## Exercise objective
Extract the records in full, leaving every picture out.

## Supplied records
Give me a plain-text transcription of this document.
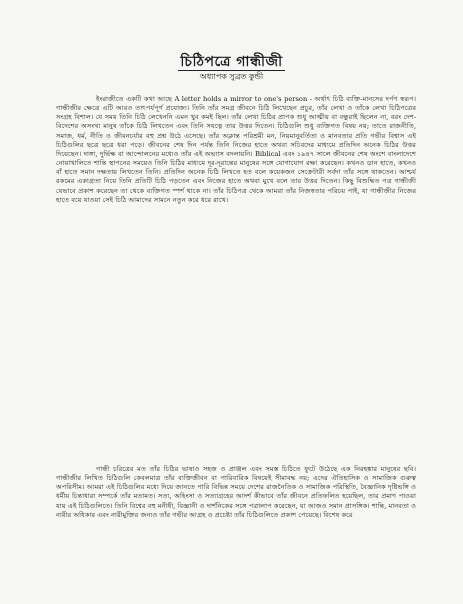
চিঠিপত্রে গান্ধীজী
অধ্যাপক সুব্রত কুন্ডী

ইংরাজীতে একটি কথা আছে A letter holds a mirror to one's person - অর্থাৎ চিঠি ব্যক্তি-মানসের দর্পণ স্বরূপ। গান্ধীজীর ক্ষেত্রে এটি আরও তাৎপর্যপূর্ণ প্রযোজ্য। তিনি তাঁর সমগ্র জীবনে চিঠি লিখেছেন প্রচুর, তাঁর লেখা ও তাঁকে লেখা চিঠিপত্রের সংগ্রহ বিশাল। যে সময় তিনি চিঠি লেখেননি এমন খুব কমই ছিল। তাঁর লেখা চিঠির প্রাপক শুধু আত্মীয় বা বন্ধুরাই ছিলেন না, বরং দেশ-বিদেশের অসংখ্য মানুষ তাঁকে চিঠি লিখতেন এবং তিনি সযত্নে তার উত্তর দিতেন। চিঠিগুলি শুধু ব্যক্তিগত বিষয় নয়; তাতে রাজনীতি, সমাজ, ধর্ম, নীতি ও জীবনচর্যার বহু প্রশ্ন উঠে এসেছে। তাঁর অক্লান্ত পরিশ্রমী মন, নিয়মানুবর্তিতা ও মানবতার প্রতি গভীর বিশ্বাস এই চিঠিগুলির ছত্রে ছত্রে ধরা পড়ে। জীবনের শেষ দিন পর্যন্ত তিনি নিজের হাতে অথবা সচিবদের মাধ্যমে প্রতিদিন অনেক চিঠির উত্তর দিয়েছেন। দাঙ্গা, দুর্ভিক্ষ বা আন্দোলনের মধ্যেও তাঁর এই অভ্যাস বদলায়নি। Biblical এবং ১৯৪৭ সালে জীবনের শেষ অংশে বাংলাদেশে নোয়াখালিতে শান্তি স্থাপনের সময়েও তিনি চিঠির মাধ্যমে দূর-দূরান্তের মানুষের সঙ্গে যোগাযোগ রক্ষা করেছেন। কখনও ডান হাতে, কখনও বাঁ হাতে সমান দক্ষতায় লিখতেন তিনি। প্রতিদিন অনেক চিঠি লিখতে হত বলে কয়েকজন সেক্রেটারী সর্বদা তাঁর সঙ্গে থাকতেন। আশ্চর্য রকমের একাগ্রতা নিয়ে তিনি প্রতিটি চিঠি পড়তেন এবং নিজের হাতে অথবা মুখে বলে তার উত্তর দিতেন। কিছু বিশুদ্ধিত পত্র গান্ধীজী যেভাবে প্রকাশ করেছেন তা থেকে ব্যক্তিগত স্পর্শ থাকে না। তাঁর চিঠিপত্র থেকে আমরা তাঁর নিজস্বতার পরিচয় পাই, যা গান্ধীজীর নিজের হাতে বয়ে যাওয়া সেই চিঠি আমাদের সামনে নতুন করে ধরে রাখে।

গান্ধী চরিত্রের মত তাঁর চিঠির ভাষাও সহজ ও প্রাঞ্জল এবং সমস্ত চিঠিতে ফুটে উঠেছে এক নিরহঙ্কার মানুষের ছবি। গান্ধীজীর লিখিত চিঠিগুলি কেবলমাত্র তাঁর ব্যক্তিজীবন বা পারিবারিক বিষয়েই সীমাবদ্ধ নয়; এদের ঐতিহাসিক ও সামাজিক গুরুত্ব অপরিসীম। আমরা এই চিঠিগুলির মধ্যে দিয়ে জানতে পারি বিভিন্ন সময়ে দেশের রাজনৈতিক ও সামাজিক পরিস্থিতি, বৈজ্ঞানিক দৃষ্টিভঙ্গি ও ধর্মীয় চিন্তাধারা সম্পর্কে তাঁর মতামত। সত্য, অহিংসা ও সত্যাগ্রহের আদর্শ কীভাবে তাঁর জীবনে প্রতিফলিত হয়েছিল, তার প্রমাণ পাওয়া যায় এই চিঠিগুলিতে। তিনি বিশ্বের বহু মনীষী, বিজ্ঞানী ও দার্শনিকের সঙ্গে পত্রালাপ করেছেন, যা আজও সমান প্রাসঙ্গিক। শান্তি, মানবতা ও নারীর অধিকার এবং নারীমুক্তির জন্যও তাঁর গভীর আগ্রহ ও প্রচেষ্টা তাঁর চিঠিগুলিতে প্রকাশ পেয়েছে। বিশেষ করে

## Result
Give me a plain-text transcription of this document.
চিঠিপত্রে গান্ধীজী
অধ্যাপক সুব্রত কুন্ডী

ইংরাজীতে একটি কথা আছে A letter holds a mirror to one's person - অর্থাৎ চিঠি ব্যক্তি-মানসের দর্পণ স্বরূপ। গান্ধীজীর ক্ষেত্রে এটি আরও তাৎপর্যপূর্ণ প্রযোজ্য। তিনি তাঁর সমগ্র জীবনে চিঠি লিখেছেন প্রচুর, তাঁর লেখা ও তাঁকে লেখা চিঠিপত্রের সংগ্রহ বিশাল। যে সময় তিনি চিঠি লেখেননি এমন খুব কমই ছিল। তাঁর লেখা চিঠির প্রাপক শুধু আত্মীয় বা বন্ধুরাই ছিলেন না, বরং দেশ-বিদেশের অসংখ্য মানুষ তাঁকে চিঠি লিখতেন এবং তিনি সযত্নে তার উত্তর দিতেন। চিঠিগুলি শুধু ব্যক্তিগত বিষয় নয়; তাতে রাজনীতি, সমাজ, ধর্ম, নীতি ও জীবনচর্যার বহু প্রশ্ন উঠে এসেছে। তাঁর অক্লান্ত পরিশ্রমী মন, নিয়মানুবর্তিতা ও মানবতার প্রতি গভীর বিশ্বাস এই চিঠিগুলির ছত্রে ছত্রে ধরা পড়ে। জীবনের শেষ দিন পর্যন্ত তিনি নিজের হাতে অথবা সচিবদের মাধ্যমে প্রতিদিন অনেক চিঠির উত্তর দিয়েছেন। দাঙ্গা, দুর্ভিক্ষ বা আন্দোলনের মধ্যেও তাঁর এই অভ্যাস বদলায়নি। Biblical এবং ১৯৪৭ সালে জীবনের শেষ অংশে বাংলাদেশে নোয়াখালিতে শান্তি স্থাপনের সময়েও তিনি চিঠির মাধ্যমে দূর-দূরান্তের মানুষের সঙ্গে যোগাযোগ রক্ষা করেছেন। কখনও ডান হাতে, কখনও বাঁ হাতে সমান দক্ষতায় লিখতেন তিনি। প্রতিদিন অনেক চিঠি লিখতে হত বলে কয়েকজন সেক্রেটারী সর্বদা তাঁর সঙ্গে থাকতেন। আশ্চর্য রকমের একাগ্রতা নিয়ে তিনি প্রতিটি চিঠি পড়তেন এবং নিজের হাতে অথবা মুখে বলে তার উত্তর দিতেন। কিছু বিশুদ্ধিত পত্র গান্ধীজী যেভাবে প্রকাশ করেছেন তা থেকে ব্যক্তিগত স্পর্শ থাকে না। তাঁর চিঠিপত্র থেকে আমরা তাঁর নিজস্বতার পরিচয় পাই, যা গান্ধীজীর নিজের হাতে বয়ে যাওয়া সেই চিঠি আমাদের সামনে নতুন করে ধরে রাখে।

গান্ধী চরিত্রের মত তাঁর চিঠির ভাষাও সহজ ও প্রাঞ্জল এবং সমস্ত চিঠিতে ফুটে উঠেছে এক নিরহঙ্কার মানুষের ছবি। গান্ধীজীর লিখিত চিঠিগুলি কেবলমাত্র তাঁর ব্যক্তিজীবন বা পারিবারিক বিষয়েই সীমাবদ্ধ নয়; এদের ঐতিহাসিক ও সামাজিক গুরুত্ব অপরিসীম। আমরা এই চিঠিগুলির মধ্যে দিয়ে জানতে পারি বিভিন্ন সময়ে দেশের রাজনৈতিক ও সামাজিক পরিস্থিতি, বৈজ্ঞানিক দৃষ্টিভঙ্গি ও ধর্মীয় চিন্তাধারা সম্পর্কে তাঁর মতামত। সত্য, অহিংসা ও সত্যাগ্রহের আদর্শ কীভাবে তাঁর জীবনে প্রতিফলিত হয়েছিল, তার প্রমাণ পাওয়া যায় এই চিঠিগুলিতে। তিনি বিশ্বের বহু মনীষী, বিজ্ঞানী ও দার্শনিকের সঙ্গে পত্রালাপ করেছেন, যা আজও সমান প্রাসঙ্গিক। শান্তি, মানবতা ও নারীর অধিকার এবং নারীমুক্তির জন্যও তাঁর গভীর আগ্রহ ও প্রচেষ্টা তাঁর চিঠিগুলিতে প্রকাশ পেয়েছে। বিশেষ করে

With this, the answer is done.